SET PROBLEM ▸ How many lines of the data hold the word "从题中所给的A"? State the number and nothing else.
+ + + + +
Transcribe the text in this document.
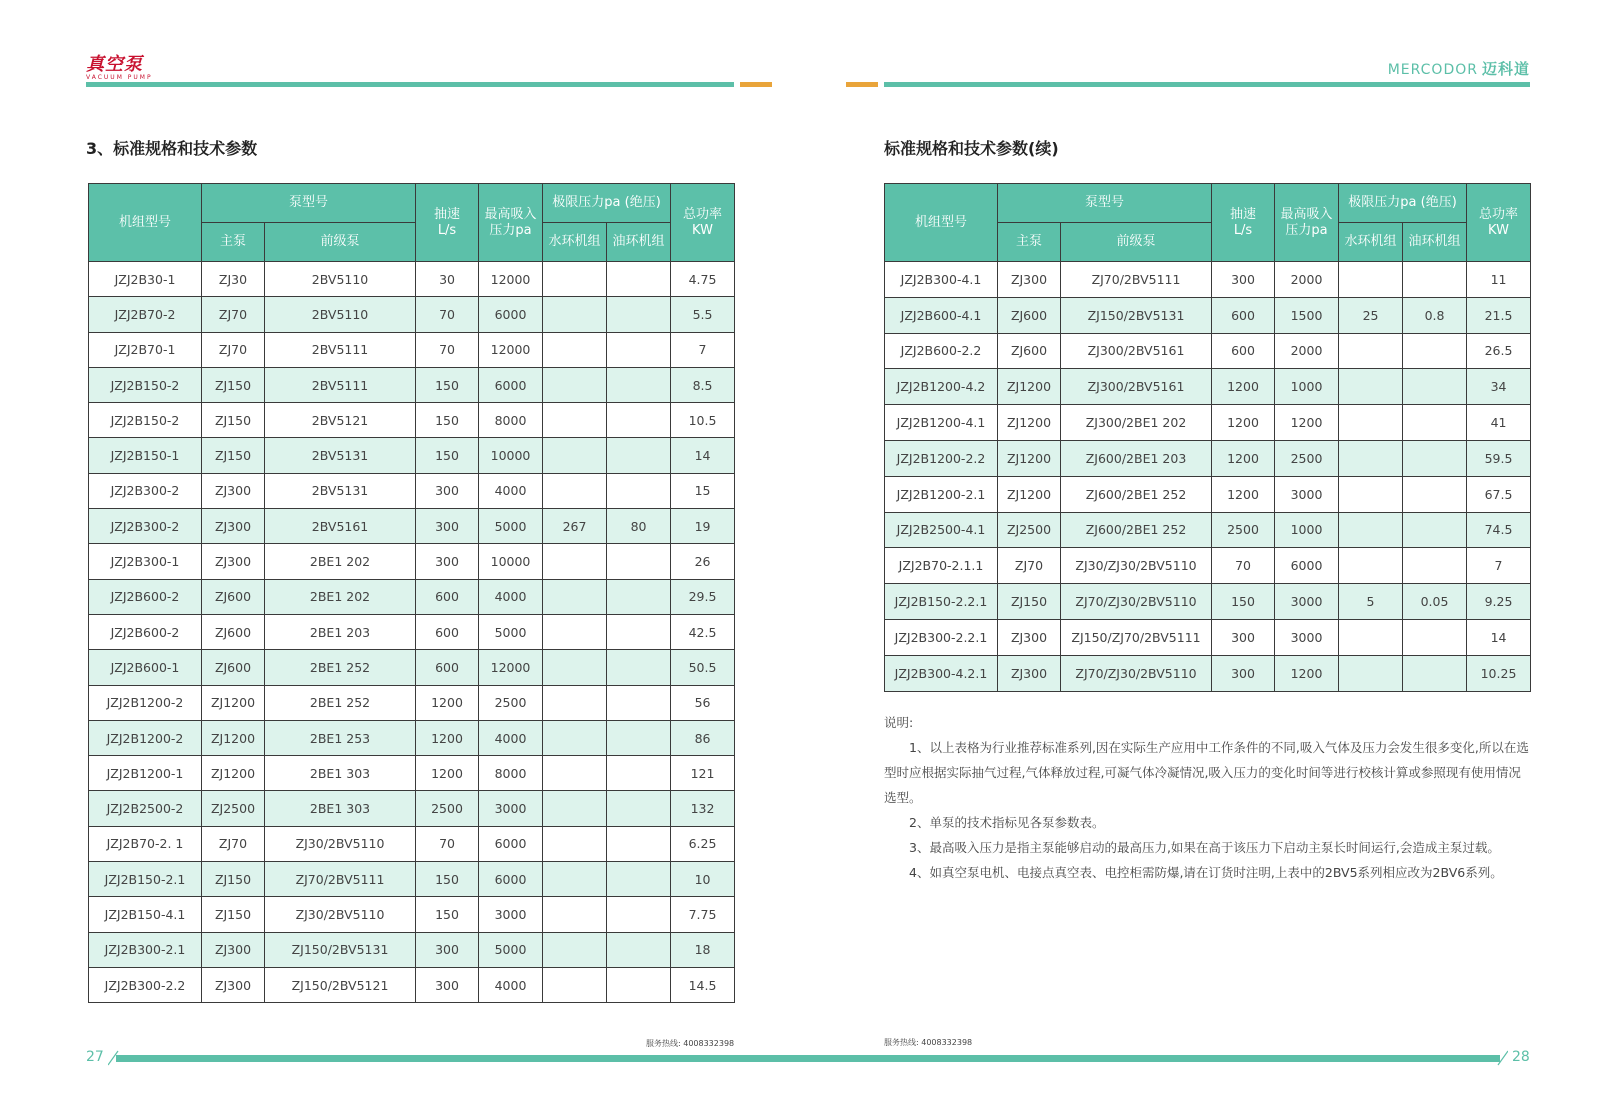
真空泵
VACUUM PUMP	MERCODOR 迈科道
3、标准规格和技术参数	标准规格和技术参数(续)
机组型号	泵型号		抽速
L/s	最高吸入
压力pa	极限压力pa (绝压)		总功率
KW
	主泵	前级泵			水环机组	油环机组	
JZJ2B30-1	ZJ30	2BV5110	30	12000			4.75
JZJ2B70-2	ZJ70	2BV5110	70	6000			5.5
JZJ2B70-1	ZJ70	2BV5111	70	12000			7
JZJ2B150-2	ZJ150	2BV5111	150	6000			8.5
JZJ2B150-2	ZJ150	2BV5121	150	8000			10.5
JZJ2B150-1	ZJ150	2BV5131	150	10000			14
JZJ2B300-2	ZJ300	2BV5131	300	4000			15
JZJ2B300-2	ZJ300	2BV5161	300	5000	267	80	19
JZJ2B300-1	ZJ300	2BE1 202	300	10000			26
JZJ2B600-2	ZJ600	2BE1 202	600	4000			29.5
JZJ2B600-2	ZJ600	2BE1 203	600	5000			42.5
JZJ2B600-1	ZJ600	2BE1 252	600	12000			50.5
JZJ2B1200-2	ZJ1200	2BE1 252	1200	2500			56
JZJ2B1200-2	ZJ1200	2BE1 253	1200	4000			86
JZJ2B1200-1	ZJ1200	2BE1 303	1200	8000			121
JZJ2B2500-2	ZJ2500	2BE1 303	2500	3000			132
JZJ2B70-2. 1	ZJ70	ZJ30/2BV5110	70	6000			6.25
JZJ2B150-2.1	ZJ150	ZJ70/2BV5111	150	6000			10
JZJ2B150-4.1	ZJ150	ZJ30/2BV5110	150	3000			7.75
JZJ2B300-2.1	ZJ300	ZJ150/2BV5131	300	5000			18
JZJ2B300-2.2	ZJ300	ZJ150/2BV5121	300	4000			14.5
机组型号	泵型号		抽速
L/s	最高吸入
压力pa	极限压力pa (绝压)		总功率
KW
	主泵	前级泵			水环机组	油环机组	
JZJ2B300-4.1	ZJ300	ZJ70/2BV5111	300	2000			11
JZJ2B600-4.1	ZJ600	ZJ150/2BV5131	600	1500	25	0.8	21.5
JZJ2B600-2.2	ZJ600	ZJ300/2BV5161	600	2000			26.5
JZJ2B1200-4.2	ZJ1200	ZJ300/2BV5161	1200	1000			34
JZJ2B1200-4.1	ZJ1200	ZJ300/2BE1 202	1200	1200			41
JZJ2B1200-2.2	ZJ1200	ZJ600/2BE1 203	1200	2500			59.5
JZJ2B1200-2.1	ZJ1200	ZJ600/2BE1 252	1200	3000			67.5
JZJ2B2500-4.1	ZJ2500	ZJ600/2BE1 252	2500	1000			74.5
JZJ2B70-2.1.1	ZJ70	ZJ30/ZJ30/2BV5110	70	6000			7
JZJ2B150-2.2.1	ZJ150	ZJ70/ZJ30/2BV5110	150	3000	5	0.05	9.25
JZJ2B300-2.2.1	ZJ300	ZJ150/ZJ70/2BV5111	300	3000			14
JZJ2B300-4.2.1	ZJ300	ZJ70/ZJ30/2BV5110	300	1200			10.25

说明:

1、以上表格为行业推荐标准系列,因在实际生产应用中工作条件的不同,吸入气体及压力会发生很多变化,所以在选型时应根据实际抽气过程,气体释放过程,可凝气体冷凝情况,吸入压力的变化时间等进行校核计算或参照现有使用情况选型。

2、单泵的技术指标见各泵参数表。

3、最高吸入压力是指主泵能够启动的最高压力,如果在高于该压力下启动主泵长时间运行,会造成主泵过载。

4、如真空泵电机、电接点真空表、电控柜需防爆,请在订货时注明,上表中的2BV5系列相应改为2BV6系列。

服务热线: 4008332398	服务热线: 4008332398
27	28
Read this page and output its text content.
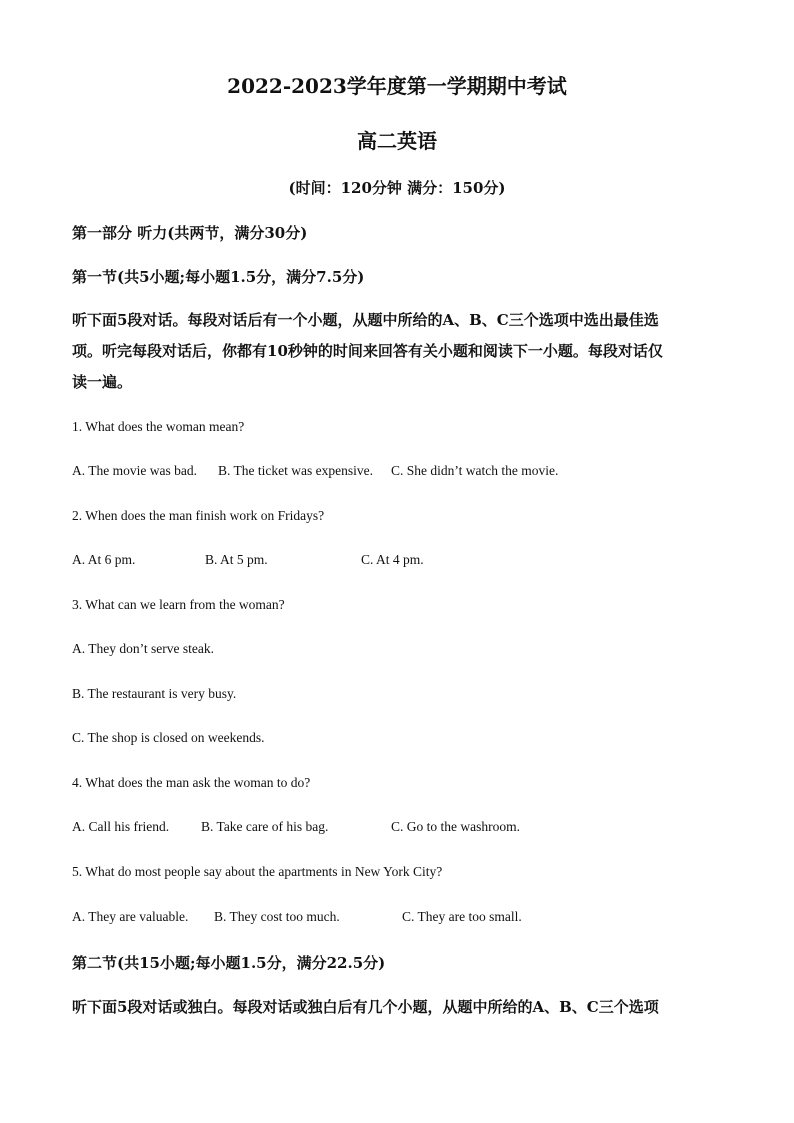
2022-2023学年度第一学期期中考试
高二英语
(时间：120分钟 满分：150分)
第一部分 听力(共两节，满分30分)
第一节(共5小题;每小题1.5分，满分7.5分)
听下面5段对话。每段对话后有一个小题，从题中所给的A、B、C三个选项中选出最佳选
项。听完每段对话后，你都有10秒钟的时间来回答有关小题和阅读下一小题。每段对话仅
读一遍。
1. What does the woman mean?
A. The movie was bad. B. The ticket was expensive. C. She didn’t watch the movie.
2. When does the man finish work on Fridays?
A. At 6 pm.	B. At 5 pm.	C. At 4 pm.
3. What can we learn from the woman?
A. They don’t serve steak.
B. The restaurant is very busy.
C. The shop is closed on weekends.
4. What does the man ask the woman to do?
A. Call his friend. B. Take care of his bag.	C. Go to the washroom.
5. What do most people say about the apartments in New York City?
A. They are valuable. B. They cost too much.	C. They are too small.
第二节(共15小题;每小题1.5分，满分22.5分)
听下面5段对话或独白。每段对话或独白后有几个小题，从题中所给的A、B、C三个选项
+ + + + +
TASK RESPONSE ▸ 2